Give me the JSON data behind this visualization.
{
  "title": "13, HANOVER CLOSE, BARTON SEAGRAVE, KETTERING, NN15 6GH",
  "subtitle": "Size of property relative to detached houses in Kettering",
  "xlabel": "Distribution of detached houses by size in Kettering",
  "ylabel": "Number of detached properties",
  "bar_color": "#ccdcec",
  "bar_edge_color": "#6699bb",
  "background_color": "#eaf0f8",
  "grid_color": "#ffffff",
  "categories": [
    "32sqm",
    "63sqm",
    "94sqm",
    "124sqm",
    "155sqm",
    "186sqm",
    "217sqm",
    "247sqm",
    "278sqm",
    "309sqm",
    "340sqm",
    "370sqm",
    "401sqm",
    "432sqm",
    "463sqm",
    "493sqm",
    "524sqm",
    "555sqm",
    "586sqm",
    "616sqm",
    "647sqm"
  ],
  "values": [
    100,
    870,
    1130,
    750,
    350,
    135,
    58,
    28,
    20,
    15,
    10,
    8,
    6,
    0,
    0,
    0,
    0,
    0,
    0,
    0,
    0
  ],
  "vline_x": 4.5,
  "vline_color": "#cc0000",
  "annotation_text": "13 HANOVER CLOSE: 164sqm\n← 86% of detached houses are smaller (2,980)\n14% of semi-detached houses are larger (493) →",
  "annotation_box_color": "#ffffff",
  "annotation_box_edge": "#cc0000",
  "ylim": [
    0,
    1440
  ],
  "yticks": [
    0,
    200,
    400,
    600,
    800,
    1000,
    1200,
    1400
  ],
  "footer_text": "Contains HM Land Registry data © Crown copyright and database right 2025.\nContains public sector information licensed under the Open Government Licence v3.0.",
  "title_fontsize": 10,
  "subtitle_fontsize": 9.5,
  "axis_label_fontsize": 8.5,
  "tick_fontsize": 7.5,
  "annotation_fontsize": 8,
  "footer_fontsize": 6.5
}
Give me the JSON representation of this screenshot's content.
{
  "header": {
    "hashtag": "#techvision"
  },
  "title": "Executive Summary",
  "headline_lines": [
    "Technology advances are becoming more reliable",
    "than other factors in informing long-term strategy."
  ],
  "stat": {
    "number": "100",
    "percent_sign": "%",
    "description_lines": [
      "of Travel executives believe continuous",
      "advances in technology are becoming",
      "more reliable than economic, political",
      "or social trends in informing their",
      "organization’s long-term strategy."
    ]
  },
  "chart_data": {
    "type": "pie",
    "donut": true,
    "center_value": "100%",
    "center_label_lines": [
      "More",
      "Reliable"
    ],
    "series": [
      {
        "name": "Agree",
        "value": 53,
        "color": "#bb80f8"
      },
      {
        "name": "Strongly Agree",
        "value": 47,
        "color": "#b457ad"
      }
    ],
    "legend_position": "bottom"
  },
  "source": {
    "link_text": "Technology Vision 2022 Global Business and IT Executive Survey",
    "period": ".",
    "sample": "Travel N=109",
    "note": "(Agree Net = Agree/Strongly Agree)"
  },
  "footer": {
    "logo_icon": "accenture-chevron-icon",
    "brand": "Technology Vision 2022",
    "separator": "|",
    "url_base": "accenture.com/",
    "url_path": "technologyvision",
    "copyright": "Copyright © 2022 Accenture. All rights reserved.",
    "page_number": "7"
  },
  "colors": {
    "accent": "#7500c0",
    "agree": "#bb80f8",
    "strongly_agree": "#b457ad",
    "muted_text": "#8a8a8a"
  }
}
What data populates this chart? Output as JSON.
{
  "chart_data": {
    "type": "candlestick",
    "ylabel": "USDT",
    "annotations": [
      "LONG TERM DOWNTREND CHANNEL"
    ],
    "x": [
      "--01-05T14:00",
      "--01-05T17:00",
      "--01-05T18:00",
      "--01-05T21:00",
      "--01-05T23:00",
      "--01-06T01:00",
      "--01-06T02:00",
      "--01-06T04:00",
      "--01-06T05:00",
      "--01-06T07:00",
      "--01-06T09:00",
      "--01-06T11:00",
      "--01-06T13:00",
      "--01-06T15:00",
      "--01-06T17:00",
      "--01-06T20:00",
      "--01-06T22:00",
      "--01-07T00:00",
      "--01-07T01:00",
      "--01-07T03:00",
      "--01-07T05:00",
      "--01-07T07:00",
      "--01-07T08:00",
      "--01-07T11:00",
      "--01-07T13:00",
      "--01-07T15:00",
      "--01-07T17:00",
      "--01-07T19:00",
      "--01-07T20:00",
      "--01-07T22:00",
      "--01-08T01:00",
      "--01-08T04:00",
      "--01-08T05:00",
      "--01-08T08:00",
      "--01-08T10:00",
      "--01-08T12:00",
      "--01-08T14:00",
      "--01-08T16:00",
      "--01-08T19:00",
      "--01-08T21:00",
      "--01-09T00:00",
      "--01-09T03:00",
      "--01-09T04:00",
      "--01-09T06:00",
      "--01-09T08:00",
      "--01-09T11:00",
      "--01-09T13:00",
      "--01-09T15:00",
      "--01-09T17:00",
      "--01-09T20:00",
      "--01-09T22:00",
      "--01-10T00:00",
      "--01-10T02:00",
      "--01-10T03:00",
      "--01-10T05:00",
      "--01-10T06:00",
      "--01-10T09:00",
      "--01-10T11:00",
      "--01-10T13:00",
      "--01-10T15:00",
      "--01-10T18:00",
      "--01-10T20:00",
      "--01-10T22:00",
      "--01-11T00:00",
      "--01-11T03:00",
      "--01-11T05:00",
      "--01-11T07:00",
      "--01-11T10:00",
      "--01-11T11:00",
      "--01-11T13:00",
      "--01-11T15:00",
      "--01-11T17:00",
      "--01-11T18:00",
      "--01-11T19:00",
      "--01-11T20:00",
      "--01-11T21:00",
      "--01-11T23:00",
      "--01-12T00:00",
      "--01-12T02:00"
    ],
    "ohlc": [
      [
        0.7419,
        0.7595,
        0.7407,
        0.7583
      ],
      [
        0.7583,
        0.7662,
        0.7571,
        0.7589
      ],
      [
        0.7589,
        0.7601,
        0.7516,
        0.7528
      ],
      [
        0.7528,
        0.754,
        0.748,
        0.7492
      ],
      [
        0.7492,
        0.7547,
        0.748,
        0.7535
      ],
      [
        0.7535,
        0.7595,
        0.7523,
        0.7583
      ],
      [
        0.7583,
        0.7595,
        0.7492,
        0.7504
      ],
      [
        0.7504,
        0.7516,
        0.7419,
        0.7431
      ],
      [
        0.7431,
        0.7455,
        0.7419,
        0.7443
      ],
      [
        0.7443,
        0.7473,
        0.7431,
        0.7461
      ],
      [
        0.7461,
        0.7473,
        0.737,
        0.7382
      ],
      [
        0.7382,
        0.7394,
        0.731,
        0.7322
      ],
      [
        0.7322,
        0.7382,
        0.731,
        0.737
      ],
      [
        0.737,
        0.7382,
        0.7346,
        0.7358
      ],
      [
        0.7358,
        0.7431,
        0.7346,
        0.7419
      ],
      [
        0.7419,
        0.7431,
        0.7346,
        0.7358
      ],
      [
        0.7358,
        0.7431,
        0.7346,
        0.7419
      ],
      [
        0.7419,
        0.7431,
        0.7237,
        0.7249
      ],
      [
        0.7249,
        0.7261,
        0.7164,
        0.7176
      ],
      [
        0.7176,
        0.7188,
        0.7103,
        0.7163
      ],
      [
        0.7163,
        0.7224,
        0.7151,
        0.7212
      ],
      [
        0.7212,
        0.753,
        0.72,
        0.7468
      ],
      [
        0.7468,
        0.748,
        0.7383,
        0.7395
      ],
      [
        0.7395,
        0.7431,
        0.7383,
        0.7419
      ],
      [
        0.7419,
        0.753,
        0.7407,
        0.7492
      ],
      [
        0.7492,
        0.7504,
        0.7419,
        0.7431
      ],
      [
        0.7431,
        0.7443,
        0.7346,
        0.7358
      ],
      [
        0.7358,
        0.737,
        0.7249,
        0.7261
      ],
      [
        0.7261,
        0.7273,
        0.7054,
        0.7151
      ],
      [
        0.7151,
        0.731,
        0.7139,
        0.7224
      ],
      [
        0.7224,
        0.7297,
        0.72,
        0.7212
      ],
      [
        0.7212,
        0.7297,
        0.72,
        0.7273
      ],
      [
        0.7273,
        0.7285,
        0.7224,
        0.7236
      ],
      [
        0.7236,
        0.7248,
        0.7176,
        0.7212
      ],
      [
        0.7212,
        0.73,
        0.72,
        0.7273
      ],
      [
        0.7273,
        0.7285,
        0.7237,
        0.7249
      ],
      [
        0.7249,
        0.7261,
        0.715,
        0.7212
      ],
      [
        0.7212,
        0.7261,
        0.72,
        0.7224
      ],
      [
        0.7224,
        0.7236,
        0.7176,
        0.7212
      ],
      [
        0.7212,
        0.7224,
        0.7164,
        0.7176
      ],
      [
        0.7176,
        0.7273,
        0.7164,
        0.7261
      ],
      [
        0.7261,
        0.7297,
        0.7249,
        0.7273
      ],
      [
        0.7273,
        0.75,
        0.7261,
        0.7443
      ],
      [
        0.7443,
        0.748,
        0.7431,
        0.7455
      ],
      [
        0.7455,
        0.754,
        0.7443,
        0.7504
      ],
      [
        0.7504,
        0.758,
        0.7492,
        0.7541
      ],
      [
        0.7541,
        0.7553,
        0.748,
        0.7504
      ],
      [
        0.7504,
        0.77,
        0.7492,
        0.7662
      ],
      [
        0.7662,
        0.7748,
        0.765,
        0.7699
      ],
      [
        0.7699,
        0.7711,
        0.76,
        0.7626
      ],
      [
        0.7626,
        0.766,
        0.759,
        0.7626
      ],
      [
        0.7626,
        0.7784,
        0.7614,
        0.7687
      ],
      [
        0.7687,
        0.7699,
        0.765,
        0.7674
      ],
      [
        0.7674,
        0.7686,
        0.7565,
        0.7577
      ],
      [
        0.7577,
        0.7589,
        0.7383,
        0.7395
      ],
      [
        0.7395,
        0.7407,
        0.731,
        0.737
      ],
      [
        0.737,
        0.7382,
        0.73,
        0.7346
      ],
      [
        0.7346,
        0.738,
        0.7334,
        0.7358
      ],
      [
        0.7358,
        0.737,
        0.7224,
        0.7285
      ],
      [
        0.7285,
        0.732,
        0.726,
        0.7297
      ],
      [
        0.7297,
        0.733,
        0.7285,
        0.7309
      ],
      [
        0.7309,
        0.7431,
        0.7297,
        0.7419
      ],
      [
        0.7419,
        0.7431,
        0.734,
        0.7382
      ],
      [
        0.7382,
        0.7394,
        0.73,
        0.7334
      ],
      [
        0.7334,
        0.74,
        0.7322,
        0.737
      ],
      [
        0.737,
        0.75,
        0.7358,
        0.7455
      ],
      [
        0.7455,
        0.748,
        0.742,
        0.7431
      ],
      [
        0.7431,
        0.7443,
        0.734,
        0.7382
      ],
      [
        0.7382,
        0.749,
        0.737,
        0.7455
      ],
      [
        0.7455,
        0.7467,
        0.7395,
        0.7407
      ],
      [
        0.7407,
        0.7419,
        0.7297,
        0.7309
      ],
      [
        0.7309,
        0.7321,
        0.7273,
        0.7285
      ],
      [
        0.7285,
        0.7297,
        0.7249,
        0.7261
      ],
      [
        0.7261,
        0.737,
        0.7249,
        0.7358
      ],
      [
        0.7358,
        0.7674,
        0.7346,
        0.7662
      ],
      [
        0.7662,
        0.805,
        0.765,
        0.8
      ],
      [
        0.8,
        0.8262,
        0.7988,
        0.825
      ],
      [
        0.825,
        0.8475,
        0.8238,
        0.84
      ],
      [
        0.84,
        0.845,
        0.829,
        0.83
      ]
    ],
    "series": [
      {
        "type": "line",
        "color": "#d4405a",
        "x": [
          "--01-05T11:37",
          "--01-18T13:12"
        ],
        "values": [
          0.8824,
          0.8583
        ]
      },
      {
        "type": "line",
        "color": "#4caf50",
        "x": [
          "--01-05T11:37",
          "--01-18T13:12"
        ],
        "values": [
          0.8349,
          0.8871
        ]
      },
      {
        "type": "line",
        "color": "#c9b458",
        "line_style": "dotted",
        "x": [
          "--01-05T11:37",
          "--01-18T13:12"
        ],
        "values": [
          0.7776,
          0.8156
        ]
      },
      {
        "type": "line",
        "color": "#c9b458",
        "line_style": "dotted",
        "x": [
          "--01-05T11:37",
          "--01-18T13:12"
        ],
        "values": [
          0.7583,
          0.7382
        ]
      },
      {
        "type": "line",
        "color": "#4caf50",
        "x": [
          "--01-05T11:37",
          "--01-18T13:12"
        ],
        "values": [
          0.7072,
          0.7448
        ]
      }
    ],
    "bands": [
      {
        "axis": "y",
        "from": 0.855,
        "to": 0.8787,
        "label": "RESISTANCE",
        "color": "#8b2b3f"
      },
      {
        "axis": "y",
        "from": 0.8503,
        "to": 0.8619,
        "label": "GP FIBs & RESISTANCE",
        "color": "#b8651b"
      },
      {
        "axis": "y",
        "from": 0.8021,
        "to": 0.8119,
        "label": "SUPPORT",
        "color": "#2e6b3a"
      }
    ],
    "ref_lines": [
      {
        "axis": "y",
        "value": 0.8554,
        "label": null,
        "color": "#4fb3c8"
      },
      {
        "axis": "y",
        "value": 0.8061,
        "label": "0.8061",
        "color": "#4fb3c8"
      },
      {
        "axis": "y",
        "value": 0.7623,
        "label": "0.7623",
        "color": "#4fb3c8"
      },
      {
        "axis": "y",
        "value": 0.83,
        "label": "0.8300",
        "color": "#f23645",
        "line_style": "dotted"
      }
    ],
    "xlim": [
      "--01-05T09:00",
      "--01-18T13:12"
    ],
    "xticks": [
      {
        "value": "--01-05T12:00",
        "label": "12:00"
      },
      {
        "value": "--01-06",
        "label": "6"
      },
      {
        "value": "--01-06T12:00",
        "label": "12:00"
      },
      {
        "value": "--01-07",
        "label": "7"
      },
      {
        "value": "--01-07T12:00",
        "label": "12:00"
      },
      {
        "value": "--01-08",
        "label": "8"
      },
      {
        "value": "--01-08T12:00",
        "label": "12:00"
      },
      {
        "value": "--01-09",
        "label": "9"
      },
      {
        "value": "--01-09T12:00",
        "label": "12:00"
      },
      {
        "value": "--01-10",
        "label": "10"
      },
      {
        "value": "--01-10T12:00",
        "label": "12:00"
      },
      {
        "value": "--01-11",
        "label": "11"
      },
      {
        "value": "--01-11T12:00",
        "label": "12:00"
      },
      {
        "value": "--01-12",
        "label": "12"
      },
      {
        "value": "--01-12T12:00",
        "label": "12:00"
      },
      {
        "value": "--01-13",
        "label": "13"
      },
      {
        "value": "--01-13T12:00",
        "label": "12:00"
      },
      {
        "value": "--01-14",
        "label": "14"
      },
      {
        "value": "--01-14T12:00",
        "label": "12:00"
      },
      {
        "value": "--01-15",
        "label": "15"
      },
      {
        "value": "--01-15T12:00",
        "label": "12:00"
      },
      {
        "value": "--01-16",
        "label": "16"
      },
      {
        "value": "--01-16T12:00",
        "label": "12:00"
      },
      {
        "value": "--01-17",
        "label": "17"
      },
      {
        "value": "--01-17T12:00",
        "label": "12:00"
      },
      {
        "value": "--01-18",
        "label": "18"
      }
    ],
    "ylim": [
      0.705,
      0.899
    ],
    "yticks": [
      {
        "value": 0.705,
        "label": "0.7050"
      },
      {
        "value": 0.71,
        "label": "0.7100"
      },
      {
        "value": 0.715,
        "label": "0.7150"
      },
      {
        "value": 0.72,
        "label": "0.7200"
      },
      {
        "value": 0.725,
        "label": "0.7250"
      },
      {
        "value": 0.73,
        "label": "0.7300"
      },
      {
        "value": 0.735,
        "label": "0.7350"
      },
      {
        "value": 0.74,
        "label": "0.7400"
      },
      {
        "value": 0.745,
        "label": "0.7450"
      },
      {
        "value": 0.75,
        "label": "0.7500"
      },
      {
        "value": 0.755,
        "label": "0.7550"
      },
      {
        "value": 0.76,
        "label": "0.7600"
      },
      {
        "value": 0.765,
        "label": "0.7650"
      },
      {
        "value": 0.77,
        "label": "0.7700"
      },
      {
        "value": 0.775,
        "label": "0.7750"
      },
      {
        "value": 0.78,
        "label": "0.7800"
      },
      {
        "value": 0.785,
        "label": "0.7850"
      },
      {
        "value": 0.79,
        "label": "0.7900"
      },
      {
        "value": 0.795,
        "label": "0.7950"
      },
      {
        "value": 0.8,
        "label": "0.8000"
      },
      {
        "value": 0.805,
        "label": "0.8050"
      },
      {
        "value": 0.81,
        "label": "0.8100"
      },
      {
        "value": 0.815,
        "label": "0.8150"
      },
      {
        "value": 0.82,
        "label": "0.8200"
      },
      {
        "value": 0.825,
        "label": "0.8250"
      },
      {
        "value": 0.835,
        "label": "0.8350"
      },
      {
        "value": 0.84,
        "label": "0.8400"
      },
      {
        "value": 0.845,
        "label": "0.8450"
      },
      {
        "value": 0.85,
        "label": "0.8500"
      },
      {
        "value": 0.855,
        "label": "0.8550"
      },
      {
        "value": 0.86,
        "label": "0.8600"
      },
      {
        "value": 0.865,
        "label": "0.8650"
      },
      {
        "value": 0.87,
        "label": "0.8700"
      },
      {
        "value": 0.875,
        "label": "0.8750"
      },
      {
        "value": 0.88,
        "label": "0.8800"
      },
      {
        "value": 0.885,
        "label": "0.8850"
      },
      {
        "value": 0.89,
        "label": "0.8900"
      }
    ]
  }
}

→ **Short exercise**:
How many lines of the listing include the string "than"? Answer with the number alone.

→ **Solution for this exercise**:
2